WHAT IS REQUIRED
Copy the records below exactly as they are written.

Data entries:
•••
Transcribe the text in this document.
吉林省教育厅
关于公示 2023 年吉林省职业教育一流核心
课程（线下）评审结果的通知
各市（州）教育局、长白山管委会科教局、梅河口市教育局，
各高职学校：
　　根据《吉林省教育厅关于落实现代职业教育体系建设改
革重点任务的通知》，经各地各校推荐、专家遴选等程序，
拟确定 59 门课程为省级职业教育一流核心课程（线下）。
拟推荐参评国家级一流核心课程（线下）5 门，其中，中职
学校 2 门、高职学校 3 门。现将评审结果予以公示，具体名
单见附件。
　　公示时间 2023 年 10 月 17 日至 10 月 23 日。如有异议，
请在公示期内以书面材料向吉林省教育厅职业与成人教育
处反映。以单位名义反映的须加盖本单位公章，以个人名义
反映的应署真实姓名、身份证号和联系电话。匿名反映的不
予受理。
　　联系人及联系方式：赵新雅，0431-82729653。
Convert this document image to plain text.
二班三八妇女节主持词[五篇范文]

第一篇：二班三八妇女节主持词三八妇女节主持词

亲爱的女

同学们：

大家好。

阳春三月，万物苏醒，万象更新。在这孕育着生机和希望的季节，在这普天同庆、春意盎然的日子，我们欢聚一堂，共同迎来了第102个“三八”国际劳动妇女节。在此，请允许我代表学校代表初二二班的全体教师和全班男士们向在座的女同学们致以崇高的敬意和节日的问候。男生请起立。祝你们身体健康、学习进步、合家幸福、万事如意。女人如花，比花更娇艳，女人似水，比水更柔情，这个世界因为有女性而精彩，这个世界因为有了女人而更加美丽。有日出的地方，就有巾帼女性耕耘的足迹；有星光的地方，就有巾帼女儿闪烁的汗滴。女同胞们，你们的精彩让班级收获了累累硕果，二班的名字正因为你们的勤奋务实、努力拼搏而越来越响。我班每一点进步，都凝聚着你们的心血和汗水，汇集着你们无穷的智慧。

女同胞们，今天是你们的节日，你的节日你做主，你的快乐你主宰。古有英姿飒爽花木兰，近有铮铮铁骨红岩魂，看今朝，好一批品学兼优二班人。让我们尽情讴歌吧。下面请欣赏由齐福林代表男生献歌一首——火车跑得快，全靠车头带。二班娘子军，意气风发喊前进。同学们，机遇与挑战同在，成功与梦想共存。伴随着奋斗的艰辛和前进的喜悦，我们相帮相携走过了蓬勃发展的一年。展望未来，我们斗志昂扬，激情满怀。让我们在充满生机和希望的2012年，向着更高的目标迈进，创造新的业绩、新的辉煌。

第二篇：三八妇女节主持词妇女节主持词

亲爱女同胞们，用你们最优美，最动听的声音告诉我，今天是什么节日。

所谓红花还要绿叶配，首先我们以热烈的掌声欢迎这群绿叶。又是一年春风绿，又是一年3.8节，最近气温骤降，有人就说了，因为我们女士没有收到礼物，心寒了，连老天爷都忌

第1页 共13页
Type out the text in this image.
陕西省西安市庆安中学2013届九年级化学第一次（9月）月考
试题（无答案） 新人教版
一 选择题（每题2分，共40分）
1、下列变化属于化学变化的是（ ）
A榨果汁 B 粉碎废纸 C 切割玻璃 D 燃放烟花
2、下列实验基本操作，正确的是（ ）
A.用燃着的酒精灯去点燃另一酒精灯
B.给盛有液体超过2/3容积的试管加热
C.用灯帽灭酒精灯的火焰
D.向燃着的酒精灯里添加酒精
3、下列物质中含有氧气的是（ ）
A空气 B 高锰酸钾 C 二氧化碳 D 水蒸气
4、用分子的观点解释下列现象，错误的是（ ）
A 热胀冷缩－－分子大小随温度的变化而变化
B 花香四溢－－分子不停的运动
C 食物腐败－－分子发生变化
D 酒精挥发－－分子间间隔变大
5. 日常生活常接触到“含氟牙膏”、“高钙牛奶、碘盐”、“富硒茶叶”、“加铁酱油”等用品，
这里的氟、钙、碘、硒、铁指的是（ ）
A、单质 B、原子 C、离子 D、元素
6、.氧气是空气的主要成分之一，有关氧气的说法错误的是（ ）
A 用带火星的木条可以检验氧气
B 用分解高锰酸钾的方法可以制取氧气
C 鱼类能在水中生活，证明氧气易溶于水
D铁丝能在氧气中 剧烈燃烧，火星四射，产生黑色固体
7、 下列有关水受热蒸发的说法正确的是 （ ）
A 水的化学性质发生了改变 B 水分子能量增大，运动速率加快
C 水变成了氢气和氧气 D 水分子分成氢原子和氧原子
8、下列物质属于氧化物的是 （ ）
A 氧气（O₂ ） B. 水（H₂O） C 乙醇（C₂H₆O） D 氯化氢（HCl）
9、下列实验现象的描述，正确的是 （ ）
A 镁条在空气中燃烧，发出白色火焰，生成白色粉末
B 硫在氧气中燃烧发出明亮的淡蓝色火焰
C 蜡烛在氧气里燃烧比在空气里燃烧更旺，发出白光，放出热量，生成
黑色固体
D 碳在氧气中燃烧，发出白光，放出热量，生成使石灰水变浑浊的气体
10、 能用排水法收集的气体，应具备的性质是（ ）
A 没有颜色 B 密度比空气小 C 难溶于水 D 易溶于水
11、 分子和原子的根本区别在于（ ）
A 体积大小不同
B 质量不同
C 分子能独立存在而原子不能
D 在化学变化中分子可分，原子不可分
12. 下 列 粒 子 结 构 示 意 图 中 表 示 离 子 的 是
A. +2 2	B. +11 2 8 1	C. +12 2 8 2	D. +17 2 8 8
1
•••
ANSWER BELOW
Transcribe the text in this document.
吉林省教育厅
关于公示 2023 年吉林省职业教育一流核心
课程（线下）评审结果的通知
各市（州）教育局、长白山管委会科教局、梅河口市教育局，
各高职学校：
　　根据《吉林省教育厅关于落实现代职业教育体系建设改
革重点任务的通知》，经各地各校推荐、专家遴选等程序，
拟确定 59 门课程为省级职业教育一流核心课程（线下）。
拟推荐参评国家级一流核心课程（线下）5 门，其中，中职
学校 2 门、高职学校 3 门。现将评审结果予以公示，具体名
单见附件。
　　公示时间 2023 年 10 月 17 日至 10 月 23 日。如有异议，
请在公示期内以书面材料向吉林省教育厅职业与成人教育
处反映。以单位名义反映的须加盖本单位公章，以个人名义
反映的应署真实姓名、身份证号和联系电话。匿名反映的不
予受理。
　　联系人及联系方式：赵新雅，0431-82729653。
Convert this document image to plain text.
二班三八妇女节主持词[五篇范文]

第一篇：二班三八妇女节主持词三八妇女节主持词

亲爱的女

同学们：

大家好。

阳春三月，万物苏醒，万象更新。在这孕育着生机和希望的季节，在这普天同庆、春意盎然的日子，我们欢聚一堂，共同迎来了第102个“三八”国际劳动妇女节。在此，请允许我代表学校代表初二二班的全体教师和全班男士们向在座的女同学们致以崇高的敬意和节日的问候。男生请起立。祝你们身体健康、学习进步、合家幸福、万事如意。女人如花，比花更娇艳，女人似水，比水更柔情，这个世界因为有女性而精彩，这个世界因为有了女人而更加美丽。有日出的地方，就有巾帼女性耕耘的足迹；有星光的地方，就有巾帼女儿闪烁的汗滴。女同胞们，你们的精彩让班级收获了累累硕果，二班的名字正因为你们的勤奋务实、努力拼搏而越来越响。我班每一点进步，都凝聚着你们的心血和汗水，汇集着你们无穷的智慧。

女同胞们，今天是你们的节日，你的节日你做主，你的快乐你主宰。古有英姿飒爽花木兰，近有铮铮铁骨红岩魂，看今朝，好一批品学兼优二班人。让我们尽情讴歌吧。下面请欣赏由齐福林代表男生献歌一首——火车跑得快，全靠车头带。二班娘子军，意气风发喊前进。同学们，机遇与挑战同在，成功与梦想共存。伴随着奋斗的艰辛和前进的喜悦，我们相帮相携走过了蓬勃发展的一年。展望未来，我们斗志昂扬，激情满怀。让我们在充满生机和希望的2012年，向着更高的目标迈进，创造新的业绩、新的辉煌。

第二篇：三八妇女节主持词妇女节主持词

亲爱女同胞们，用你们最优美，最动听的声音告诉我，今天是什么节日。

所谓红花还要绿叶配，首先我们以热烈的掌声欢迎这群绿叶。又是一年春风绿，又是一年3.8节，最近气温骤降，有人就说了，因为我们女士没有收到礼物，心寒了，连老天爷都忌

第1页 共13页
Type out the text in this image.
陕西省西安市庆安中学2013届九年级化学第一次（9月）月考
试题（无答案） 新人教版
一 选择题（每题2分，共40分）
1、下列变化属于化学变化的是（ ）
A榨果汁 B 粉碎废纸 C 切割玻璃 D 燃放烟花
2、下列实验基本操作，正确的是（ ）
A.用燃着的酒精灯去点燃另一酒精灯
B.给盛有液体超过2/3容积的试管加热
C.用灯帽灭酒精灯的火焰
D.向燃着的酒精灯里添加酒精
3、下列物质中含有氧气的是（ ）
A空气 B 高锰酸钾 C 二氧化碳 D 水蒸气
4、用分子的观点解释下列现象，错误的是（ ）
A 热胀冷缩－－分子大小随温度的变化而变化
B 花香四溢－－分子不停的运动
C 食物腐败－－分子发生变化
D 酒精挥发－－分子间间隔变大
5. 日常生活常接触到“含氟牙膏”、“高钙牛奶、碘盐”、“富硒茶叶”、“加铁酱油”等用品，
这里的氟、钙、碘、硒、铁指的是（ ）
A、单质 B、原子 C、离子 D、元素
6、.氧气是空气的主要成分之一，有关氧气的说法错误的是（ ）
A 用带火星的木条可以检验氧气
B 用分解高锰酸钾的方法可以制取氧气
C 鱼类能在水中生活，证明氧气易溶于水
D铁丝能在氧气中 剧烈燃烧，火星四射，产生黑色固体
7、 下列有关水受热蒸发的说法正确的是 （ ）
A 水的化学性质发生了改变 B 水分子能量增大，运动速率加快
C 水变成了氢气和氧气 D 水分子分成氢原子和氧原子
8、下列物质属于氧化物的是 （ ）
A 氧气（O₂ ） B. 水（H₂O） C 乙醇（C₂H₆O） D 氯化氢（HCl）
9、下列实验现象的描述，正确的是 （ ）
A 镁条在空气中燃烧，发出白色火焰，生成白色粉末
B 硫在氧气中燃烧发出明亮的淡蓝色火焰
C 蜡烛在氧气里燃烧比在空气里燃烧更旺，发出白光，放出热量，生成
黑色固体
D 碳在氧气中燃烧，发出白光，放出热量，生成使石灰水变浑浊的气体
10、 能用排水法收集的气体，应具备的性质是（ ）
A 没有颜色 B 密度比空气小 C 难溶于水 D 易溶于水
11、 分子和原子的根本区别在于（ ）
A 体积大小不同
B 质量不同
C 分子能独立存在而原子不能
D 在化学变化中分子可分，原子不可分
12. 下 列 粒 子 结 构 示 意 图 中 表 示 离 子 的 是
A. +2 2	B. +11 2 8 1	C. +12 2 8 2	D. +17 2 8 8
1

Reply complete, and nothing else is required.